Exercise directions
Your task is to extract every entry that follows word for word while excluding the pictures.

Records for processing
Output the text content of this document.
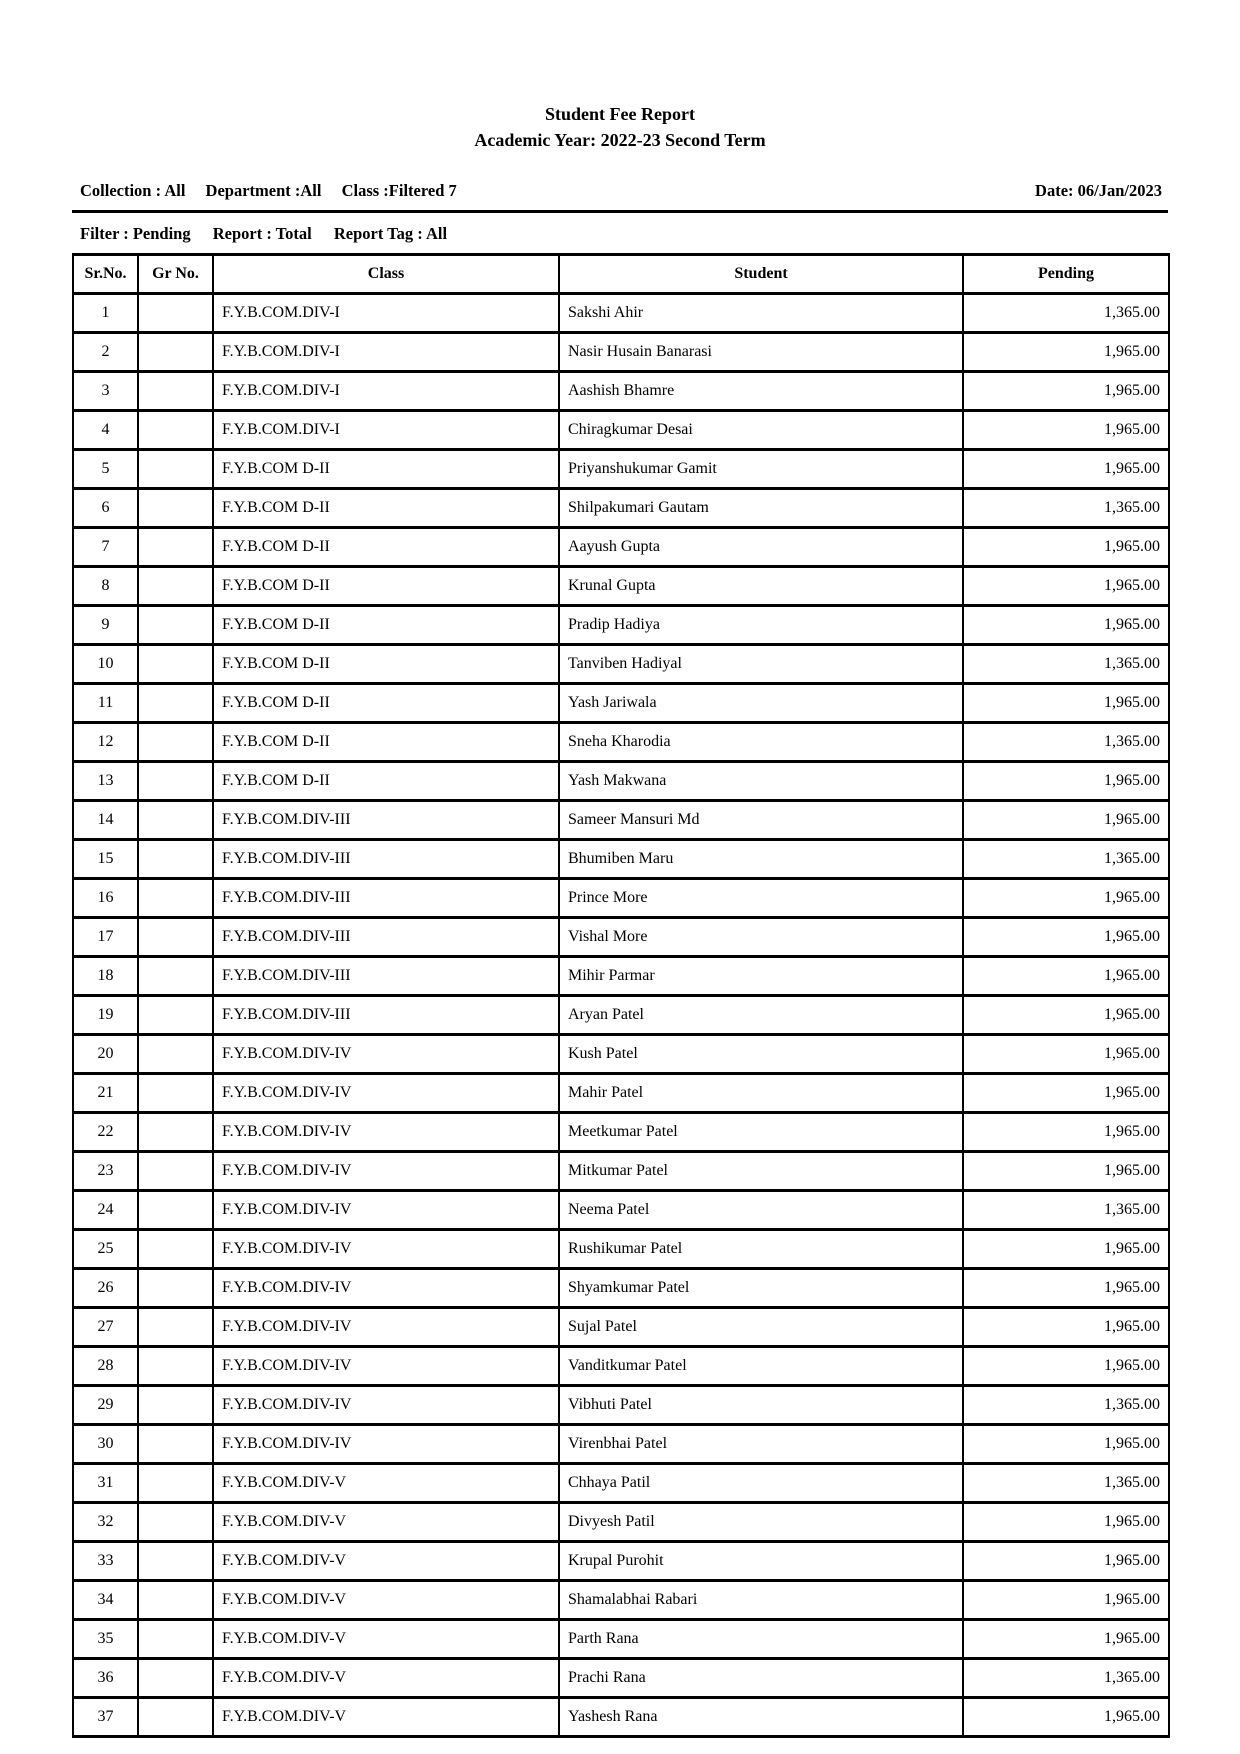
Student Fee Report
Academic Year: 2022-23 Second Term
Collection : All Department :All Class :Filtered 7	Date: 06/Jan/2023
Filter : Pending Report : Total Report Tag : All
Sr.No.	Gr No.	Class	Student	Pending
1		F.Y.B.COM.DIV-I	Sakshi Ahir	1,365.00
2		F.Y.B.COM.DIV-I	Nasir Husain Banarasi	1,965.00
3		F.Y.B.COM.DIV-I	Aashish Bhamre	1,965.00
4		F.Y.B.COM.DIV-I	Chiragkumar Desai	1,965.00
5		F.Y.B.COM D-II	Priyanshukumar Gamit	1,965.00
6		F.Y.B.COM D-II	Shilpakumari Gautam	1,365.00
7		F.Y.B.COM D-II	Aayush Gupta	1,965.00
8		F.Y.B.COM D-II	Krunal Gupta	1,965.00
9		F.Y.B.COM D-II	Pradip Hadiya	1,965.00
10		F.Y.B.COM D-II	Tanviben Hadiyal	1,365.00
11		F.Y.B.COM D-II	Yash Jariwala	1,965.00
12		F.Y.B.COM D-II	Sneha Kharodia	1,365.00
13		F.Y.B.COM D-II	Yash Makwana	1,965.00
14		F.Y.B.COM.DIV-III	Sameer Mansuri Md	1,965.00
15		F.Y.B.COM.DIV-III	Bhumiben Maru	1,365.00
16		F.Y.B.COM.DIV-III	Prince More	1,965.00
17		F.Y.B.COM.DIV-III	Vishal More	1,965.00
18		F.Y.B.COM.DIV-III	Mihir Parmar	1,965.00
19		F.Y.B.COM.DIV-III	Aryan Patel	1,965.00
20		F.Y.B.COM.DIV-IV	Kush Patel	1,965.00
21		F.Y.B.COM.DIV-IV	Mahir Patel	1,965.00
22		F.Y.B.COM.DIV-IV	Meetkumar Patel	1,965.00
23		F.Y.B.COM.DIV-IV	Mitkumar Patel	1,965.00
24		F.Y.B.COM.DIV-IV	Neema Patel	1,365.00
25		F.Y.B.COM.DIV-IV	Rushikumar Patel	1,965.00
26		F.Y.B.COM.DIV-IV	Shyamkumar Patel	1,965.00
27		F.Y.B.COM.DIV-IV	Sujal Patel	1,965.00
28		F.Y.B.COM.DIV-IV	Vanditkumar Patel	1,965.00
29		F.Y.B.COM.DIV-IV	Vibhuti Patel	1,365.00
30		F.Y.B.COM.DIV-IV	Virenbhai Patel	1,965.00
31		F.Y.B.COM.DIV-V	Chhaya Patil	1,365.00
32		F.Y.B.COM.DIV-V	Divyesh Patil	1,965.00
33		F.Y.B.COM.DIV-V	Krupal Purohit	1,965.00
34		F.Y.B.COM.DIV-V	Shamalabhai Rabari	1,965.00
35		F.Y.B.COM.DIV-V	Parth Rana	1,965.00
36		F.Y.B.COM.DIV-V	Prachi Rana	1,365.00
37		F.Y.B.COM.DIV-V	Yashesh Rana	1,965.00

Output for this task
Output the text content of this document.
Student Fee Report
Academic Year: 2022-23 Second Term
Collection : All Department :All Class :Filtered 7	Date: 06/Jan/2023
Filter : Pending Report : Total Report Tag : All
Sr.No.	Gr No.	Class	Student	Pending
1		F.Y.B.COM.DIV-I	Sakshi Ahir	1,365.00
2		F.Y.B.COM.DIV-I	Nasir Husain Banarasi	1,965.00
3		F.Y.B.COM.DIV-I	Aashish Bhamre	1,965.00
4		F.Y.B.COM.DIV-I	Chiragkumar Desai	1,965.00
5		F.Y.B.COM D-II	Priyanshukumar Gamit	1,965.00
6		F.Y.B.COM D-II	Shilpakumari Gautam	1,365.00
7		F.Y.B.COM D-II	Aayush Gupta	1,965.00
8		F.Y.B.COM D-II	Krunal Gupta	1,965.00
9		F.Y.B.COM D-II	Pradip Hadiya	1,965.00
10		F.Y.B.COM D-II	Tanviben Hadiyal	1,365.00
11		F.Y.B.COM D-II	Yash Jariwala	1,965.00
12		F.Y.B.COM D-II	Sneha Kharodia	1,365.00
13		F.Y.B.COM D-II	Yash Makwana	1,965.00
14		F.Y.B.COM.DIV-III	Sameer Mansuri Md	1,965.00
15		F.Y.B.COM.DIV-III	Bhumiben Maru	1,365.00
16		F.Y.B.COM.DIV-III	Prince More	1,965.00
17		F.Y.B.COM.DIV-III	Vishal More	1,965.00
18		F.Y.B.COM.DIV-III	Mihir Parmar	1,965.00
19		F.Y.B.COM.DIV-III	Aryan Patel	1,965.00
20		F.Y.B.COM.DIV-IV	Kush Patel	1,965.00
21		F.Y.B.COM.DIV-IV	Mahir Patel	1,965.00
22		F.Y.B.COM.DIV-IV	Meetkumar Patel	1,965.00
23		F.Y.B.COM.DIV-IV	Mitkumar Patel	1,965.00
24		F.Y.B.COM.DIV-IV	Neema Patel	1,365.00
25		F.Y.B.COM.DIV-IV	Rushikumar Patel	1,965.00
26		F.Y.B.COM.DIV-IV	Shyamkumar Patel	1,965.00
27		F.Y.B.COM.DIV-IV	Sujal Patel	1,965.00
28		F.Y.B.COM.DIV-IV	Vanditkumar Patel	1,965.00
29		F.Y.B.COM.DIV-IV	Vibhuti Patel	1,365.00
30		F.Y.B.COM.DIV-IV	Virenbhai Patel	1,965.00
31		F.Y.B.COM.DIV-V	Chhaya Patil	1,365.00
32		F.Y.B.COM.DIV-V	Divyesh Patil	1,965.00
33		F.Y.B.COM.DIV-V	Krupal Purohit	1,965.00
34		F.Y.B.COM.DIV-V	Shamalabhai Rabari	1,965.00
35		F.Y.B.COM.DIV-V	Parth Rana	1,965.00
36		F.Y.B.COM.DIV-V	Prachi Rana	1,365.00
37		F.Y.B.COM.DIV-V	Yashesh Rana	1,965.00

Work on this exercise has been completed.